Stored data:
_ _ _ _

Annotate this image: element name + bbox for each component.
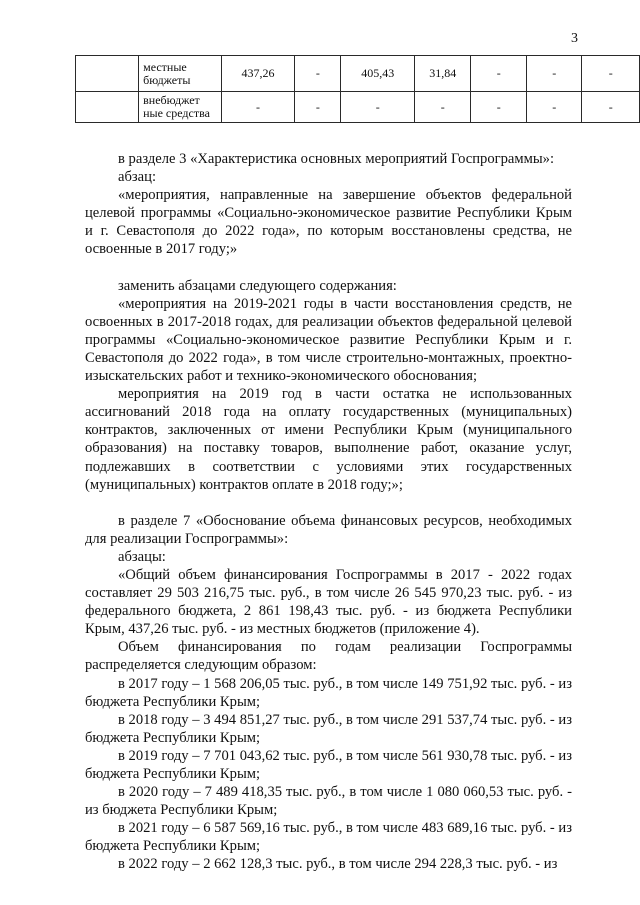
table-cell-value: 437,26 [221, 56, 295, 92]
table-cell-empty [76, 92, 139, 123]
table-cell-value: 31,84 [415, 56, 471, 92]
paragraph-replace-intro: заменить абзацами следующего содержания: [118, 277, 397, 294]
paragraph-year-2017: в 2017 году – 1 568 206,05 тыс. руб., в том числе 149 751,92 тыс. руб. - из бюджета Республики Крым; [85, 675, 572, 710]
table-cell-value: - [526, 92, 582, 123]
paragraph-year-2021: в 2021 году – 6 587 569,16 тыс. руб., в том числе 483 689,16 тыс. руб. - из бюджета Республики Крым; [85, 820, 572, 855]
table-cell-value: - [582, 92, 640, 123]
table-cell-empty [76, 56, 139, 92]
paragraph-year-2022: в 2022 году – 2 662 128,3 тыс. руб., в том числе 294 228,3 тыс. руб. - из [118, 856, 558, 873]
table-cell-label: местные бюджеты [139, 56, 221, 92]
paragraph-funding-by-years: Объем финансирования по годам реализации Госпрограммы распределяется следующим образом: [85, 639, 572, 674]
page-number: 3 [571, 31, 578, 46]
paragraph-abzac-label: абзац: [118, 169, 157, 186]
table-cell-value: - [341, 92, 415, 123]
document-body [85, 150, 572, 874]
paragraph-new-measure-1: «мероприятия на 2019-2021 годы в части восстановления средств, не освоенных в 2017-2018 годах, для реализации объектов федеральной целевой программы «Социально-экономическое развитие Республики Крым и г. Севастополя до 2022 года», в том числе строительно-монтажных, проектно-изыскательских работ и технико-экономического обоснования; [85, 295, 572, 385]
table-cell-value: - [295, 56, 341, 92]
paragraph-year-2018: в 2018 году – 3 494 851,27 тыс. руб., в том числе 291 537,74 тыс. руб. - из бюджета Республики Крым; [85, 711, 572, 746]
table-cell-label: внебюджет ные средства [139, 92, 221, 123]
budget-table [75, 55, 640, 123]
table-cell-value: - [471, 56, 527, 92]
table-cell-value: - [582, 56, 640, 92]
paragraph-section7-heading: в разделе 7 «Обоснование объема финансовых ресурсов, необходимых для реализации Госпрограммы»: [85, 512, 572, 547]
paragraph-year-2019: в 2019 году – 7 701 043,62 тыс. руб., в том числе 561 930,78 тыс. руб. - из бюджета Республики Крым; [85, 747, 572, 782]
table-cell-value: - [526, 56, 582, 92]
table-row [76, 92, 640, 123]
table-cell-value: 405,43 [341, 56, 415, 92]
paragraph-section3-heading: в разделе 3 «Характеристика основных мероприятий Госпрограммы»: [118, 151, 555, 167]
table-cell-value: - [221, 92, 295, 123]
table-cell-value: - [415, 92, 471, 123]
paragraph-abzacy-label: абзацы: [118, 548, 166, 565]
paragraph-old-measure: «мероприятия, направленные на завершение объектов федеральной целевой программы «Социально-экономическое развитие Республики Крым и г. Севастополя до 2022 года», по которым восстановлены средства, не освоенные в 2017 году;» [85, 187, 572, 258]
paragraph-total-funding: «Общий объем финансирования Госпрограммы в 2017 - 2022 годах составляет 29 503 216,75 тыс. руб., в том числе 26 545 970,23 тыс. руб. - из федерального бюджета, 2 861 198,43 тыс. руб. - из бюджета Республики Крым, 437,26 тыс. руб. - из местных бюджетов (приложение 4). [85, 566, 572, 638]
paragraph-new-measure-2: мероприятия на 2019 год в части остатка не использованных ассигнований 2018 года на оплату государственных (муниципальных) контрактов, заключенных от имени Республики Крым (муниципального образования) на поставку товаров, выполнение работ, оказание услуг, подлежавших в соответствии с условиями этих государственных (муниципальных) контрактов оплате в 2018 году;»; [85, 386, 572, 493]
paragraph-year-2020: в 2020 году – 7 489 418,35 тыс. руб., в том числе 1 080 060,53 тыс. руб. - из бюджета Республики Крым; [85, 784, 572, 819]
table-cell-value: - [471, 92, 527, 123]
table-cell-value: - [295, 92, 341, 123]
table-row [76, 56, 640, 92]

_ _ _ _

**Instructions to follow**:
Return every line of the records above unchanged, leaving out the pictures.

**Result of this task**:
Annotate this image: element name + bbox for each component.
table-cell-value: 437,26 [221, 56, 295, 92]
table-cell-empty [76, 92, 139, 123]
table-cell-value: 31,84 [415, 56, 471, 92]
paragraph-replace-intro: заменить абзацами следующего содержания: [118, 277, 397, 294]
paragraph-year-2017: в 2017 году – 1 568 206,05 тыс. руб., в том числе 149 751,92 тыс. руб. - из бюджета Республики Крым; [85, 675, 572, 710]
table-cell-value: - [526, 92, 582, 123]
paragraph-year-2021: в 2021 году – 6 587 569,16 тыс. руб., в том числе 483 689,16 тыс. руб. - из бюджета Республики Крым; [85, 820, 572, 855]
table-cell-value: - [582, 92, 640, 123]
table-cell-empty [76, 56, 139, 92]
paragraph-year-2022: в 2022 году – 2 662 128,3 тыс. руб., в том числе 294 228,3 тыс. руб. - из [118, 856, 558, 873]
table-cell-label: местные бюджеты [139, 56, 221, 92]
paragraph-funding-by-years: Объем финансирования по годам реализации Госпрограммы распределяется следующим образом: [85, 639, 572, 674]
page-number: 3 [571, 31, 578, 46]
paragraph-abzac-label: абзац: [118, 169, 157, 186]
table-cell-value: - [341, 92, 415, 123]
document-body [85, 150, 572, 874]
paragraph-new-measure-1: «мероприятия на 2019-2021 годы в части восстановления средств, не освоенных в 2017-2018 годах, для реализации объектов федеральной целевой программы «Социально-экономическое развитие Республики Крым и г. Севастополя до 2022 года», в том числе строительно-монтажных, проектно-изыскательских работ и технико-экономического обоснования; [85, 295, 572, 385]
table-cell-value: - [295, 56, 341, 92]
paragraph-year-2018: в 2018 году – 3 494 851,27 тыс. руб., в том числе 291 537,74 тыс. руб. - из бюджета Республики Крым; [85, 711, 572, 746]
table-cell-label: внебюджет ные средства [139, 92, 221, 123]
budget-table [75, 55, 640, 123]
table-cell-value: - [471, 56, 527, 92]
table-cell-value: - [582, 56, 640, 92]
paragraph-section7-heading: в разделе 7 «Обоснование объема финансовых ресурсов, необходимых для реализации Госпрограммы»: [85, 512, 572, 547]
paragraph-year-2019: в 2019 году – 7 701 043,62 тыс. руб., в том числе 561 930,78 тыс. руб. - из бюджета Республики Крым; [85, 747, 572, 782]
table-cell-value: - [526, 56, 582, 92]
table-row [76, 92, 640, 123]
table-cell-value: 405,43 [341, 56, 415, 92]
paragraph-section3-heading: в разделе 3 «Характеристика основных мероприятий Госпрограммы»: [118, 151, 555, 167]
table-cell-value: - [221, 92, 295, 123]
table-cell-value: - [415, 92, 471, 123]
paragraph-abzacy-label: абзацы: [118, 548, 166, 565]
paragraph-old-measure: «мероприятия, направленные на завершение объектов федеральной целевой программы «Социально-экономическое развитие Республики Крым и г. Севастополя до 2022 года», по которым восстановлены средства, не освоенные в 2017 году;» [85, 187, 572, 258]
paragraph-total-funding: «Общий объем финансирования Госпрограммы в 2017 - 2022 годах составляет 29 503 216,75 тыс. руб., в том числе 26 545 970,23 тыс. руб. - из федерального бюджета, 2 861 198,43 тыс. руб. - из бюджета Республики Крым, 437,26 тыс. руб. - из местных бюджетов (приложение 4). [85, 566, 572, 638]
paragraph-new-measure-2: мероприятия на 2019 год в части остатка не использованных ассигнований 2018 года на оплату государственных (муниципальных) контрактов, заключенных от имени Республики Крым (муниципального образования) на поставку товаров, выполнение работ, оказание услуг, подлежавших в соответствии с условиями этих государственных (муниципальных) контрактов оплате в 2018 году;»; [85, 386, 572, 493]
paragraph-year-2020: в 2020 году – 7 489 418,35 тыс. руб., в том числе 1 080 060,53 тыс. руб. - из бюджета Республики Крым; [85, 784, 572, 819]
table-cell-value: - [471, 92, 527, 123]
table-cell-value: - [295, 92, 341, 123]
table-row [76, 56, 640, 92]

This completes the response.